Without including any pictures, give back all of the data exactly.

─── Dataset

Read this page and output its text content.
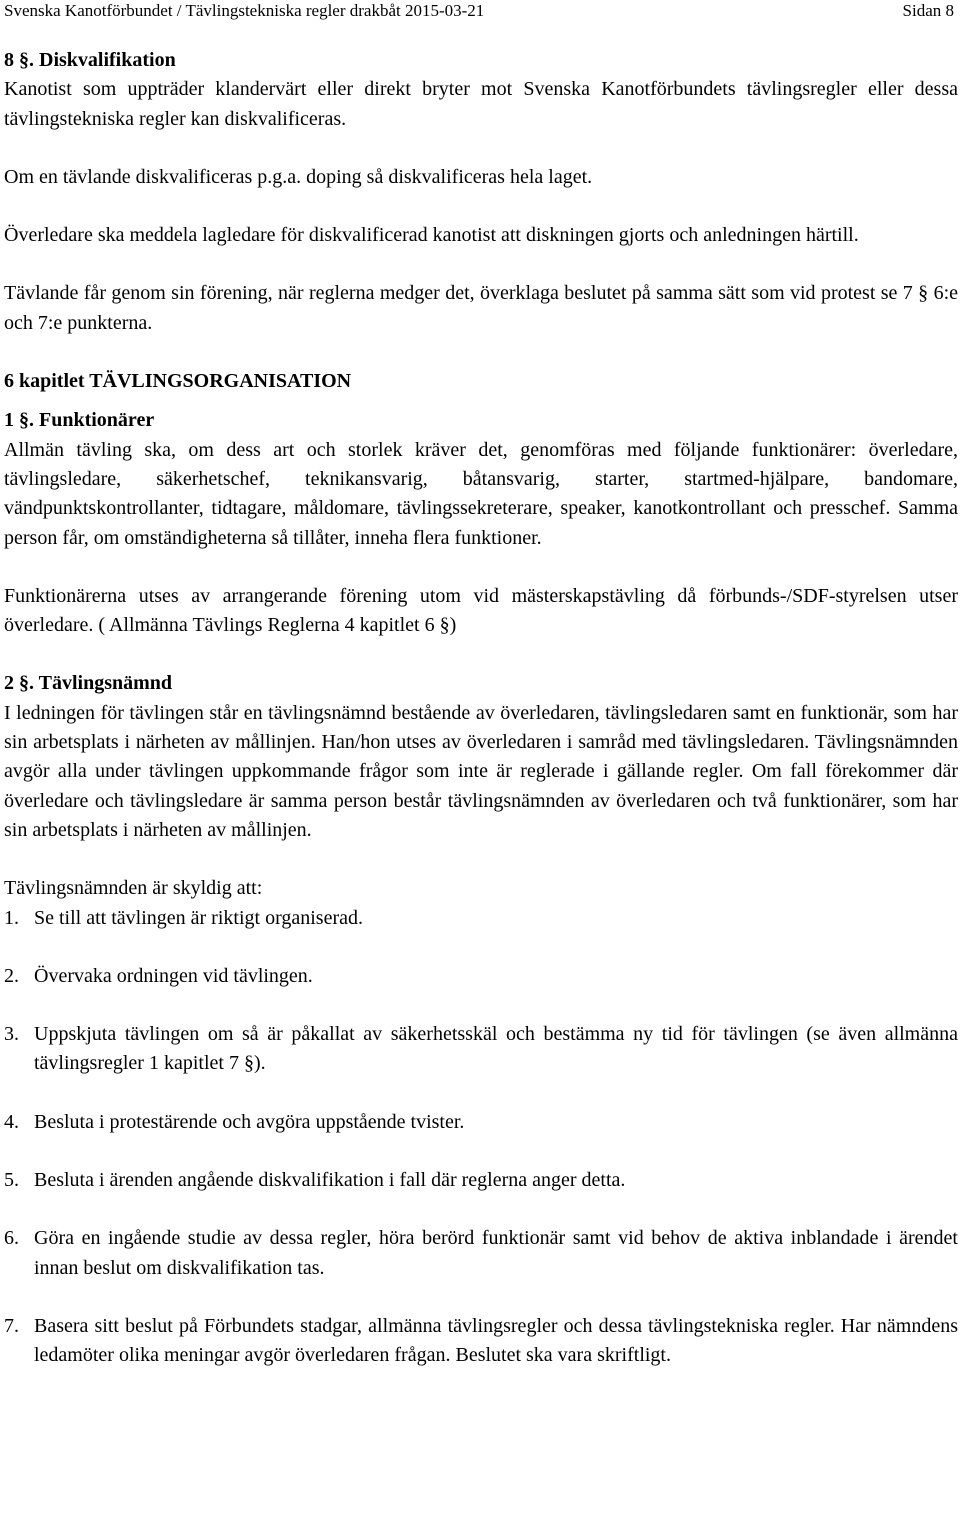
Svenska Kanotförbundet / Tävlingstekniska regler drakbåt 2015-03-21	Sidan 8

8 §. Diskvalifikation

Kanotist som uppträder klandervärt eller direkt bryter mot Svenska Kanotförbundets tävlingsregler eller dessa tävlingstekniska regler kan diskvalificeras.

Om en tävlande diskvalificeras p.g.a. doping så diskvalificeras hela laget.

Överledare ska meddela lagledare för diskvalificerad kanotist att diskningen gjorts och anledningen härtill.

Tävlande får genom sin förening, när reglerna medger det, överklaga beslutet på samma sätt som vid protest se 7 § 6:e och 7:e punkterna.

6 kapitlet TÄVLINGSORGANISATION

1 §. Funktionärer

Allmän tävling ska, om dess art och storlek kräver det, genomföras med följande funktionärer: överledare, tävlingsledare, säkerhetschef, teknikansvarig, båtansvarig, starter, startmed-hjälpare, bandomare, vändpunktskontrollanter, tidtagare, måldomare, tävlingssekreterare, speaker, kanotkontrollant och presschef. Samma person får, om omständigheterna så tillåter, inneha flera funktioner.

Funktionärerna utses av arrangerande förening utom vid mästerskapstävling då förbunds-/SDF-styrelsen utser överledare. ( Allmänna Tävlings Reglerna 4 kapitlet 6 §)

2 §. Tävlingsnämnd

I ledningen för tävlingen står en tävlingsnämnd bestående av överledaren, tävlingsledaren samt en funktionär, som har sin arbetsplats i närheten av mållinjen. Han/hon utses av överledaren i samråd med tävlingsledaren. Tävlingsnämnden avgör alla under tävlingen uppkommande frågor som inte är reglerade i gällande regler. Om fall förekommer där överledare och tävlingsledare är samma person består tävlingsnämnden av överledaren och två funktionärer, som har sin arbetsplats i närheten av mållinjen.

Tävlingsnämnden är skyldig att:

1. Se till att tävlingen är riktigt organiserad.
2. Övervaka ordningen vid tävlingen.
3. Uppskjuta tävlingen om så är påkallat av säkerhetsskäl och bestämma ny tid för tävlingen (se även allmänna tävlingsregler 1 kapitlet 7 §).
4. Besluta i protestärende och avgöra uppstående tvister.
5. Besluta i ärenden angående diskvalifikation i fall där reglerna anger detta.
6. Göra en ingående studie av dessa regler, höra berörd funktionär samt vid behov de aktiva inblandade i ärendet innan beslut om diskvalifikation tas.
7. Basera sitt beslut på Förbundets stadgar, allmänna tävlingsregler och dessa tävlingstekniska regler. Har nämndens ledamöter olika meningar avgör överledaren frågan. Beslutet ska vara skriftligt.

──────

Written response:
Read this page and output its text content.
Svenska Kanotförbundet / Tävlingstekniska regler drakbåt 2015-03-21	Sidan 8

8 §. Diskvalifikation

Kanotist som uppträder klandervärt eller direkt bryter mot Svenska Kanotförbundets tävlingsregler eller dessa tävlingstekniska regler kan diskvalificeras.

Om en tävlande diskvalificeras p.g.a. doping så diskvalificeras hela laget.

Överledare ska meddela lagledare för diskvalificerad kanotist att diskningen gjorts och anledningen härtill.

Tävlande får genom sin förening, när reglerna medger det, överklaga beslutet på samma sätt som vid protest se 7 § 6:e och 7:e punkterna.

6 kapitlet TÄVLINGSORGANISATION

1 §. Funktionärer

Allmän tävling ska, om dess art och storlek kräver det, genomföras med följande funktionärer: överledare, tävlingsledare, säkerhetschef, teknikansvarig, båtansvarig, starter, startmed-hjälpare, bandomare, vändpunktskontrollanter, tidtagare, måldomare, tävlingssekreterare, speaker, kanotkontrollant och presschef. Samma person får, om omständigheterna så tillåter, inneha flera funktioner.

Funktionärerna utses av arrangerande förening utom vid mästerskapstävling då förbunds-/SDF-styrelsen utser överledare. ( Allmänna Tävlings Reglerna 4 kapitlet 6 §)

2 §. Tävlingsnämnd

I ledningen för tävlingen står en tävlingsnämnd bestående av överledaren, tävlingsledaren samt en funktionär, som har sin arbetsplats i närheten av mållinjen. Han/hon utses av överledaren i samråd med tävlingsledaren. Tävlingsnämnden avgör alla under tävlingen uppkommande frågor som inte är reglerade i gällande regler. Om fall förekommer där överledare och tävlingsledare är samma person består tävlingsnämnden av överledaren och två funktionärer, som har sin arbetsplats i närheten av mållinjen.

Tävlingsnämnden är skyldig att:

1. Se till att tävlingen är riktigt organiserad.
2. Övervaka ordningen vid tävlingen.
3. Uppskjuta tävlingen om så är påkallat av säkerhetsskäl och bestämma ny tid för tävlingen (se även allmänna tävlingsregler 1 kapitlet 7 §).
4. Besluta i protestärende och avgöra uppstående tvister.
5. Besluta i ärenden angående diskvalifikation i fall där reglerna anger detta.
6. Göra en ingående studie av dessa regler, höra berörd funktionär samt vid behov de aktiva inblandade i ärendet innan beslut om diskvalifikation tas.
7. Basera sitt beslut på Förbundets stadgar, allmänna tävlingsregler och dessa tävlingstekniska regler. Har nämndens ledamöter olika meningar avgör överledaren frågan. Beslutet ska vara skriftligt.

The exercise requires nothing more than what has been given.